[Provided data start]

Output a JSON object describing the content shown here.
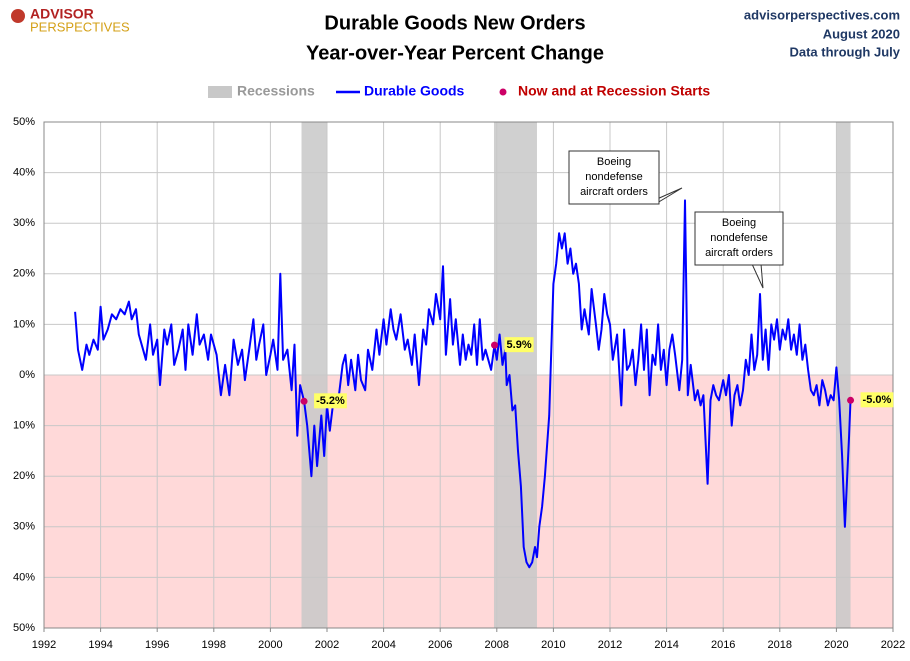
{
  "logo": {
    "line1": "ADVISOR",
    "line2": "PERSPECTIVES"
  },
  "source": {
    "site": "advisorperspectives.com",
    "date": "August 2020",
    "note": "Data through July"
  },
  "chart_data": {
    "type": "line",
    "title": "Durable Goods New Orders",
    "subtitle": "Year-over-Year Percent Change",
    "xlim": [
      1992,
      2022
    ],
    "xticks": [
      1992,
      1994,
      1996,
      1998,
      2000,
      2002,
      2004,
      2006,
      2008,
      2010,
      2012,
      2014,
      2016,
      2018,
      2020,
      2022
    ],
    "ylim": [
      -50,
      50
    ],
    "yticks": [
      {
        "value": -50,
        "label": "50%"
      },
      {
        "value": -40,
        "label": "40%"
      },
      {
        "value": -30,
        "label": "30%"
      },
      {
        "value": -20,
        "label": "20%"
      },
      {
        "value": -10,
        "label": "10%"
      },
      {
        "value": 0,
        "label": "0%"
      },
      {
        "value": 10,
        "label": "10%"
      },
      {
        "value": 20,
        "label": "20%"
      },
      {
        "value": 30,
        "label": "30%"
      },
      {
        "value": 40,
        "label": "40%"
      },
      {
        "value": 50,
        "label": "50%"
      }
    ],
    "grid": true,
    "recessions": {
      "name": "Recessions",
      "color": "#c8c8c8",
      "spans": [
        [
          2001.1,
          2002.0
        ],
        [
          2007.9,
          2009.42
        ],
        [
          2020.0,
          2020.5
        ]
      ]
    },
    "series": [
      {
        "name": "Durable Goods",
        "color": "#0000ff",
        "x": [
          1993.1,
          1993.2,
          1993.35,
          1993.5,
          1993.6,
          1993.75,
          1993.9,
          1994.0,
          1994.1,
          1994.25,
          1994.4,
          1994.55,
          1994.7,
          1994.85,
          1995.0,
          1995.1,
          1995.25,
          1995.35,
          1995.5,
          1995.6,
          1995.75,
          1995.85,
          1996.0,
          1996.1,
          1996.25,
          1996.35,
          1996.5,
          1996.6,
          1996.75,
          1996.9,
          1997.0,
          1997.1,
          1997.25,
          1997.4,
          1997.5,
          1997.65,
          1997.8,
          1997.9,
          1998.1,
          1998.25,
          1998.4,
          1998.55,
          1998.7,
          1998.85,
          1999.0,
          1999.1,
          1999.25,
          1999.4,
          1999.5,
          1999.6,
          1999.75,
          1999.85,
          2000.0,
          2000.1,
          2000.25,
          2000.35,
          2000.45,
          2000.6,
          2000.75,
          2000.85,
          2000.95,
          2001.05,
          2001.19,
          2001.3,
          2001.45,
          2001.55,
          2001.65,
          2001.8,
          2001.9,
          2002.0,
          2002.1,
          2002.25,
          2002.4,
          2002.55,
          2002.65,
          2002.75,
          2002.85,
          2003.0,
          2003.1,
          2003.2,
          2003.35,
          2003.45,
          2003.6,
          2003.75,
          2003.85,
          2004.0,
          2004.1,
          2004.25,
          2004.35,
          2004.45,
          2004.6,
          2004.75,
          2004.85,
          2005.0,
          2005.1,
          2005.25,
          2005.4,
          2005.5,
          2005.6,
          2005.75,
          2005.85,
          2006.0,
          2006.1,
          2006.2,
          2006.35,
          2006.45,
          2006.55,
          2006.7,
          2006.8,
          2006.9,
          2007.0,
          2007.1,
          2007.2,
          2007.3,
          2007.4,
          2007.5,
          2007.6,
          2007.7,
          2007.8,
          2007.92,
          2008.0,
          2008.1,
          2008.2,
          2008.3,
          2008.35,
          2008.45,
          2008.55,
          2008.65,
          2008.75,
          2008.85,
          2008.95,
          2009.05,
          2009.15,
          2009.25,
          2009.35,
          2009.42,
          2009.5,
          2009.6,
          2009.7,
          2009.85,
          2010.0,
          2010.1,
          2010.2,
          2010.3,
          2010.4,
          2010.5,
          2010.6,
          2010.7,
          2010.8,
          2010.9,
          2011.0,
          2011.1,
          2011.25,
          2011.35,
          2011.5,
          2011.6,
          2011.7,
          2011.8,
          2011.9,
          2012.0,
          2012.1,
          2012.25,
          2012.4,
          2012.5,
          2012.6,
          2012.7,
          2012.8,
          2012.9,
          2013.0,
          2013.1,
          2013.2,
          2013.3,
          2013.4,
          2013.5,
          2013.6,
          2013.7,
          2013.8,
          2013.9,
          2014.0,
          2014.1,
          2014.2,
          2014.3,
          2014.45,
          2014.55,
          2014.65,
          2014.75,
          2014.85,
          2015.0,
          2015.1,
          2015.2,
          2015.3,
          2015.45,
          2015.55,
          2015.65,
          2015.75,
          2015.85,
          2016.0,
          2016.1,
          2016.2,
          2016.3,
          2016.4,
          2016.5,
          2016.6,
          2016.7,
          2016.8,
          2016.9,
          2017.0,
          2017.1,
          2017.2,
          2017.3,
          2017.4,
          2017.5,
          2017.6,
          2017.7,
          2017.8,
          2017.9,
          2018.0,
          2018.1,
          2018.2,
          2018.3,
          2018.4,
          2018.5,
          2018.6,
          2018.7,
          2018.8,
          2018.9,
          2019.0,
          2019.1,
          2019.2,
          2019.3,
          2019.4,
          2019.5,
          2019.6,
          2019.7,
          2019.8,
          2019.9,
          2020.0,
          2020.1,
          2020.2,
          2020.3,
          2020.38,
          2020.45,
          2020.5
        ],
        "values": [
          12.5,
          5,
          1,
          6,
          4,
          7,
          5,
          13.5,
          7,
          9,
          12,
          11,
          13,
          12,
          14.5,
          11,
          13,
          8,
          5,
          3,
          10,
          4,
          7,
          -2,
          9,
          6,
          10,
          2,
          5,
          9,
          1,
          10,
          4,
          12,
          6,
          8,
          3,
          8,
          4,
          -4,
          2,
          -4,
          7,
          2,
          5,
          -1,
          5,
          11,
          3,
          6,
          10,
          0,
          4,
          7,
          1,
          20,
          3,
          5,
          -3,
          6,
          -12,
          -2,
          -5.2,
          -10,
          -20,
          -10,
          -18,
          -8,
          -16,
          -6,
          -11,
          -4,
          -5,
          2,
          4,
          -2,
          3,
          -3,
          4,
          -1,
          -3,
          5,
          1,
          9,
          4,
          11,
          6,
          13,
          9,
          7,
          12,
          5,
          7,
          2,
          8,
          -2,
          9,
          6,
          13,
          10,
          16,
          11,
          21.5,
          4,
          15,
          6,
          11,
          2,
          8,
          3,
          6,
          4,
          10,
          2,
          11,
          3,
          5,
          3,
          1,
          5.9,
          3,
          8,
          2,
          5,
          -2,
          0,
          -7,
          -6,
          -15,
          -22,
          -34,
          -37,
          -38,
          -37,
          -34,
          -36,
          -30,
          -26,
          -20,
          -8,
          18,
          22,
          28,
          25,
          28,
          22,
          25,
          20,
          22,
          18,
          9,
          13,
          8,
          17,
          10,
          5,
          9,
          16,
          12,
          10,
          3,
          8,
          -6,
          9,
          1,
          2,
          5,
          -2,
          3,
          10,
          1,
          9,
          -4,
          4,
          2,
          10,
          1,
          5,
          -2,
          5,
          8,
          4,
          -3,
          3,
          34.5,
          -4,
          2,
          -5,
          -3,
          -6,
          -4,
          -21.5,
          -5,
          -2,
          -4,
          -5,
          -1,
          -4,
          0,
          -10,
          -4,
          -2,
          -6,
          -3,
          3,
          0,
          8,
          1,
          4,
          16,
          3,
          9,
          1,
          10,
          7,
          11,
          5,
          9,
          7,
          11,
          5,
          8,
          4,
          10,
          3,
          6,
          1,
          -3,
          -4,
          -2,
          -6,
          -1,
          -3,
          -6,
          -4,
          -5,
          1.5,
          -5,
          -16,
          -30,
          -20,
          -12,
          -5
        ]
      }
    ],
    "highlights": {
      "name": "Now and at Recession Starts",
      "color": "#cc0066",
      "x": [
        2001.19,
        2007.92,
        2020.5
      ],
      "values": [
        -5.2,
        5.9,
        -5.0
      ],
      "value_labels": [
        "-5.2%",
        "5.9%",
        "-5.0%"
      ]
    },
    "annotations": [
      [
        "Boeing",
        "nondefense",
        "aircraft orders"
      ],
      [
        "Boeing",
        "nondefense",
        "aircraft orders"
      ]
    ]
  }
}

[Provided data end]

Given instruction => Search the preceding listing for "name" and extract every line where it is found.

Output of the task =>
      "name": "Recessions",
        "name": "Durable Goods",
      "name": "Now and at Recession Starts",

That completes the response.